Goal of the exercise ▸
Can you retype only the lines from the one with "What text is on this page?" through the final line of the material, exactly as given?

▼

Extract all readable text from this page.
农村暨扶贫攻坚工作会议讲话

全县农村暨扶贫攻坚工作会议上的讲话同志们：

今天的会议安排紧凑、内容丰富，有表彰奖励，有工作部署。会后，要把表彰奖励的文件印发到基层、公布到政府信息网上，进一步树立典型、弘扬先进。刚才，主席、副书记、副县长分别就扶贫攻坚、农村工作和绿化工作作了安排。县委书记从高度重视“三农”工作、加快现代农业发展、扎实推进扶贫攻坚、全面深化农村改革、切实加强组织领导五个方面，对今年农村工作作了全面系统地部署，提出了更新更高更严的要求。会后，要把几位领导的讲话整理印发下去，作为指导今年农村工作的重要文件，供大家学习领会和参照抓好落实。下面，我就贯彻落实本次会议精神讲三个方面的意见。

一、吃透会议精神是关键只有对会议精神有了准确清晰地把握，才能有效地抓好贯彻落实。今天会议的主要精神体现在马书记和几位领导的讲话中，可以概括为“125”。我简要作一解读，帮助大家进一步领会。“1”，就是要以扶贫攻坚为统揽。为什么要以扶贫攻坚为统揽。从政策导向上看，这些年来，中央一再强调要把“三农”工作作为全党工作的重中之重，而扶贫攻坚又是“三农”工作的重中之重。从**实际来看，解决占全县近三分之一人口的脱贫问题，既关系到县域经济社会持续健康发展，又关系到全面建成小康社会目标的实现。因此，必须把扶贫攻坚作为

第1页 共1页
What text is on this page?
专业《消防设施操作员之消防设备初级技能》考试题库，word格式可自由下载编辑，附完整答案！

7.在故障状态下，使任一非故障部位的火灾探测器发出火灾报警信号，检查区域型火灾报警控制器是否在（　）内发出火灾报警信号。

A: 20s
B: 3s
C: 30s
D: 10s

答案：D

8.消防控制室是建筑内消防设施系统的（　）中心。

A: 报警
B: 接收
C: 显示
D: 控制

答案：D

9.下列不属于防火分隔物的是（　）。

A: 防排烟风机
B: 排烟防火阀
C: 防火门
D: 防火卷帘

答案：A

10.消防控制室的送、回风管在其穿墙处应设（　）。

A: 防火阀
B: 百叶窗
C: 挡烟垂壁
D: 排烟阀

▲

Solution to the problem ▸
What text is on this page?
专业《消防设施操作员之消防设备初级技能》考试题库，word格式可自由下载编辑，附完整答案！

7.在故障状态下，使任一非故障部位的火灾探测器发出火灾报警信号，检查区域型火灾报警控制器是否在（　）内发出火灾报警信号。

A: 20s
B: 3s
C: 30s
D: 10s

答案：D

8.消防控制室是建筑内消防设施系统的（　）中心。

A: 报警
B: 接收
C: 显示
D: 控制

答案：D

9.下列不属于防火分隔物的是（　）。

A: 防排烟风机
B: 排烟防火阀
C: 防火门
D: 防火卷帘

答案：A

10.消防控制室的送、回风管在其穿墙处应设（　）。

A: 防火阀
B: 百叶窗
C: 挡烟垂壁
D: 排烟阀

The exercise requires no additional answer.